WHAT THE EXERCISE ASKS:
Read the listing and extract each line that includes the word "than".

# Start of PROVIDED RECORDS

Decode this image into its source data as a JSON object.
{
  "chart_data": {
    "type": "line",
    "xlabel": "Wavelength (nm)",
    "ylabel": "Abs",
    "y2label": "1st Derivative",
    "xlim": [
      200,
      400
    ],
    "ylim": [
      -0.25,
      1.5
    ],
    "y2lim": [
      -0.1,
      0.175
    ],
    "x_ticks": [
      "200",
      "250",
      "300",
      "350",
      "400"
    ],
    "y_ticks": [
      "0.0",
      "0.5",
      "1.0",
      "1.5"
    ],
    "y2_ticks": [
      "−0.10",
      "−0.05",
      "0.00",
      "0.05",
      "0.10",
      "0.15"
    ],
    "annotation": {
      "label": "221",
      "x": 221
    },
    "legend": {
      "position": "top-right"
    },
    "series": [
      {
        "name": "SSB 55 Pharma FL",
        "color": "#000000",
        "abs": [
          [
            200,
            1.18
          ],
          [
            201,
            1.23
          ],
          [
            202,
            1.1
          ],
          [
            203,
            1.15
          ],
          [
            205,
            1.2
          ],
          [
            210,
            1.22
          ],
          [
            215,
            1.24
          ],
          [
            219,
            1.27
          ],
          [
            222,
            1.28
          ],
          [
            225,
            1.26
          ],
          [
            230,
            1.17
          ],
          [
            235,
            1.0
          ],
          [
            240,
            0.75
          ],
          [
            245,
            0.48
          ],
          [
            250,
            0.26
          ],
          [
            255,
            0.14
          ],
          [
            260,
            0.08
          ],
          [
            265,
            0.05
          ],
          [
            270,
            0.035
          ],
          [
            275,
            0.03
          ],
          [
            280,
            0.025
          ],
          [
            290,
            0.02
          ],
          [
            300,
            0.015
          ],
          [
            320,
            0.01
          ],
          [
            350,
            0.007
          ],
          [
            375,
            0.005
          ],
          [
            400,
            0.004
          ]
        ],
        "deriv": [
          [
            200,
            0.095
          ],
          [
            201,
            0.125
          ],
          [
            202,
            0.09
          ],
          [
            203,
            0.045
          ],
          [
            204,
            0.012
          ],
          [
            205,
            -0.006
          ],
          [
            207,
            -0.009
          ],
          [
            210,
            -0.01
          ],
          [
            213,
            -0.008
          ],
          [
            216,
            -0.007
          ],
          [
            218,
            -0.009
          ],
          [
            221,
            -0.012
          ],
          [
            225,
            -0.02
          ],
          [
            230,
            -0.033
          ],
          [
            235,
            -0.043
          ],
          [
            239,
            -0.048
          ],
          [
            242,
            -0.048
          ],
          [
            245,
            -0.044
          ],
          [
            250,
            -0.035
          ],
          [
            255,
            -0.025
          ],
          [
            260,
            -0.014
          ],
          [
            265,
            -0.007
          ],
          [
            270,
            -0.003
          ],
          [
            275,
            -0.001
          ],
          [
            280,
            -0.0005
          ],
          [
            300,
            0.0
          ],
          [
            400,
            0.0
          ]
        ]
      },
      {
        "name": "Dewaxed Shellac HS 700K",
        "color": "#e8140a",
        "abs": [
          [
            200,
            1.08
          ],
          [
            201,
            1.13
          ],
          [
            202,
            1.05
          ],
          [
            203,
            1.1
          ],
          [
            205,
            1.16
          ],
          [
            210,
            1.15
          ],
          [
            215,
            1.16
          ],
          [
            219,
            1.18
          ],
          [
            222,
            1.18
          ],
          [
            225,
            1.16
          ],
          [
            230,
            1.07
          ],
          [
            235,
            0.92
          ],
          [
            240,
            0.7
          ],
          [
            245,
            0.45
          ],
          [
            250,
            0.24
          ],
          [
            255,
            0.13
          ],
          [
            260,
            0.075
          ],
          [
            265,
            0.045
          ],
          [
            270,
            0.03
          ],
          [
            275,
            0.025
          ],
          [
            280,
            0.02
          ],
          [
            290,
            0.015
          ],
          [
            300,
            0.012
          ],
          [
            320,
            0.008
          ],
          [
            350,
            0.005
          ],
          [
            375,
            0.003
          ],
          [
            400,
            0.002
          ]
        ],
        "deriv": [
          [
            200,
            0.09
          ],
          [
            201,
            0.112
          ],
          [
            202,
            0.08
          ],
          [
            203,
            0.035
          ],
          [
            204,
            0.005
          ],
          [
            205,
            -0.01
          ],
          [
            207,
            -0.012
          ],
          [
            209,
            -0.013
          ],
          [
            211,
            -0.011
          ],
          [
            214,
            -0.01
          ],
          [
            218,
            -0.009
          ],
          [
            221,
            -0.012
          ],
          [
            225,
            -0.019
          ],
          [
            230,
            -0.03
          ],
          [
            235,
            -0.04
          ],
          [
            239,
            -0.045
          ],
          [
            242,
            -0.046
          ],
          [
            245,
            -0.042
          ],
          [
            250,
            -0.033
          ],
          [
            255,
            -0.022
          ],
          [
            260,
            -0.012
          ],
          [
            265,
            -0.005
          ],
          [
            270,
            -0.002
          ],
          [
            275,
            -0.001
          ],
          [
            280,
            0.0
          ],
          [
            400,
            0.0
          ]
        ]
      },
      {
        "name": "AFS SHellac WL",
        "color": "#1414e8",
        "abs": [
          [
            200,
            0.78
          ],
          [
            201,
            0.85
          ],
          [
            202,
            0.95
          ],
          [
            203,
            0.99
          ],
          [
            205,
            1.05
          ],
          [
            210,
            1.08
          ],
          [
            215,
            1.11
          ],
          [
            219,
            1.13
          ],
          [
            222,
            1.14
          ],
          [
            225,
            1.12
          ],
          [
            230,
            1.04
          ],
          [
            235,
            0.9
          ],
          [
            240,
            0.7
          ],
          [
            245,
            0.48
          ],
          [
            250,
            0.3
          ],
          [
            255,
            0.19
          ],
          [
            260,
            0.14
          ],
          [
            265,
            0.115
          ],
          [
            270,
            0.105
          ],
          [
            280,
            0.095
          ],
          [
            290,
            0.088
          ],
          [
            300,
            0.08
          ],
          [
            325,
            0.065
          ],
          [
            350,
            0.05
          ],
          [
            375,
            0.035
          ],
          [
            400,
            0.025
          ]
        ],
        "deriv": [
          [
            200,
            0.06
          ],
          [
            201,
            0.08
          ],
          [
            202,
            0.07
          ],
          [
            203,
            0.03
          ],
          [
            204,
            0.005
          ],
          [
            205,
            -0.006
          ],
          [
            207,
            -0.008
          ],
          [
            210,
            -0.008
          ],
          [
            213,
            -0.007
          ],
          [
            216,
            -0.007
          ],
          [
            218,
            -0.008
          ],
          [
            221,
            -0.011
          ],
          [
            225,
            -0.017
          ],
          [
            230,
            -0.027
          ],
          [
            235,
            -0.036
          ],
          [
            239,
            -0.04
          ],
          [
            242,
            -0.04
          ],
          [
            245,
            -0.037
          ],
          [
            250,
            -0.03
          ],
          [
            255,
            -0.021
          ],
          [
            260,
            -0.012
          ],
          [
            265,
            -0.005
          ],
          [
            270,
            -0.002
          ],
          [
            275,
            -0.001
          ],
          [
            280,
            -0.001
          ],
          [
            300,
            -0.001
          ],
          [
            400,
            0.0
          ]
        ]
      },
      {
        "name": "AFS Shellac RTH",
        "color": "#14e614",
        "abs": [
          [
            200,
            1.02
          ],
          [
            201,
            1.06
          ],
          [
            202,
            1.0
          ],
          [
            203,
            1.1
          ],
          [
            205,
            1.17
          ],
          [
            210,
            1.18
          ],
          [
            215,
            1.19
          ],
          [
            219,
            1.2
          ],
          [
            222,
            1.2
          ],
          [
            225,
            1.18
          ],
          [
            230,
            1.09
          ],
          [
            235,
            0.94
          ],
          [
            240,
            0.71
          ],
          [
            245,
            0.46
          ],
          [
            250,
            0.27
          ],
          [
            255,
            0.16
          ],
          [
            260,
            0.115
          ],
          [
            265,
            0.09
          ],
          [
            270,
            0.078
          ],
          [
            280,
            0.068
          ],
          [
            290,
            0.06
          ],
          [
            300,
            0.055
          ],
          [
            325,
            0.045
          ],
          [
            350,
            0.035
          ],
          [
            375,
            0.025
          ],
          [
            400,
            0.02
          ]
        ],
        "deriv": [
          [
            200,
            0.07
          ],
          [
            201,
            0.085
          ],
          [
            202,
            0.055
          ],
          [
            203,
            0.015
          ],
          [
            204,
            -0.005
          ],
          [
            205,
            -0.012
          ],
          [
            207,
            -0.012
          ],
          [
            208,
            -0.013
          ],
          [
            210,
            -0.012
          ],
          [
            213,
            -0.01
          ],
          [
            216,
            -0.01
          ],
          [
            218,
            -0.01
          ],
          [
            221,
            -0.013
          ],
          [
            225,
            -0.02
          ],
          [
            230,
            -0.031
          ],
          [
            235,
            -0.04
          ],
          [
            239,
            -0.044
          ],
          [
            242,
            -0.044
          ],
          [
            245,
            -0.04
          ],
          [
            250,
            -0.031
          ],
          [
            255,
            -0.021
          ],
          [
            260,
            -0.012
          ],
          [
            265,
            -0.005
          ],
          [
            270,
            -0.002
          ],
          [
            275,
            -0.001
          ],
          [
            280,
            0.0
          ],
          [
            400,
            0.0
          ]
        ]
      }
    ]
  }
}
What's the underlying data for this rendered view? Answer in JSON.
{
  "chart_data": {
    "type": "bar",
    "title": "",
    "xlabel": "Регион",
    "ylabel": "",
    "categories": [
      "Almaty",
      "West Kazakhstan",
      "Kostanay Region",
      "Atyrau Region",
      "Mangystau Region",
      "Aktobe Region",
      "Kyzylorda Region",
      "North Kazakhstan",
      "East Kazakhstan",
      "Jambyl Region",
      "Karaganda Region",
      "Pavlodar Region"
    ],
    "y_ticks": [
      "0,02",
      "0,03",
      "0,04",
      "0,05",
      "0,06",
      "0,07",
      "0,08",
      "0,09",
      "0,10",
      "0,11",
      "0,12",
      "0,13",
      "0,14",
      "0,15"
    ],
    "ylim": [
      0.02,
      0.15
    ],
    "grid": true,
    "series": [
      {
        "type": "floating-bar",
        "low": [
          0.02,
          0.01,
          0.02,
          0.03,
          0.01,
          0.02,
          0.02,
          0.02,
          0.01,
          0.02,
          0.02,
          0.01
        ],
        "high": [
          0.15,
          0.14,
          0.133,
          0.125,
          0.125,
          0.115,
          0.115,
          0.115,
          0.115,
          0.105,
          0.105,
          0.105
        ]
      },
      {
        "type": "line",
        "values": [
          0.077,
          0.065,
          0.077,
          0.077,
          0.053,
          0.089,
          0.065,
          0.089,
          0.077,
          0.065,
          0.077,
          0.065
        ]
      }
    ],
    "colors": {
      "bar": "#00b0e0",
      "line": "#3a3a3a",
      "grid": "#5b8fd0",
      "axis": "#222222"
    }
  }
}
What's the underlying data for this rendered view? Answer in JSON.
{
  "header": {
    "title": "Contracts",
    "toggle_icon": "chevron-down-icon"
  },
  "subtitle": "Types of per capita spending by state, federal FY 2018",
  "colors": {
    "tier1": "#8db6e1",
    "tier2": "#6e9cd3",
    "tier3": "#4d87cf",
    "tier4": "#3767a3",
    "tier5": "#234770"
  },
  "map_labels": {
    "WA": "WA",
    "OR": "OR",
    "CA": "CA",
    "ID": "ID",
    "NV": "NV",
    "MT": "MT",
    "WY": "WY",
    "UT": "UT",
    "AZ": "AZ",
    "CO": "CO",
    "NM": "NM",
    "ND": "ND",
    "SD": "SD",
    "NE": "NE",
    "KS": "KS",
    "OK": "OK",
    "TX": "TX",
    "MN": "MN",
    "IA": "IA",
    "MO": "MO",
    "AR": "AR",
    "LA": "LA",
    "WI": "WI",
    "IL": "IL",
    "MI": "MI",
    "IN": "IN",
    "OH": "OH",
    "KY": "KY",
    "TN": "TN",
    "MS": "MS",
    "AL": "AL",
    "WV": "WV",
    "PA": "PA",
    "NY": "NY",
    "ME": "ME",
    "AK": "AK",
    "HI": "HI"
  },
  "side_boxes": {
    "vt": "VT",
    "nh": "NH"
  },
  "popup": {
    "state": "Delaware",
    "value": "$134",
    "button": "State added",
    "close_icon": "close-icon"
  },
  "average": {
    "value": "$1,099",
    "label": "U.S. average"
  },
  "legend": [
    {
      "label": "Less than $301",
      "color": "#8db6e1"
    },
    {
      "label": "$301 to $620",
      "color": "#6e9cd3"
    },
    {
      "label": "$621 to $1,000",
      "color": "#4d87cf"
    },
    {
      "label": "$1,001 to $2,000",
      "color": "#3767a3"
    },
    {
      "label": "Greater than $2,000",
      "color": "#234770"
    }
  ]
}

# End of PROVIDED RECORDS

SOLUTION FOR THIS EXERCISE:
      "label": "Less than $301",
      "label": "Greater than $2,000",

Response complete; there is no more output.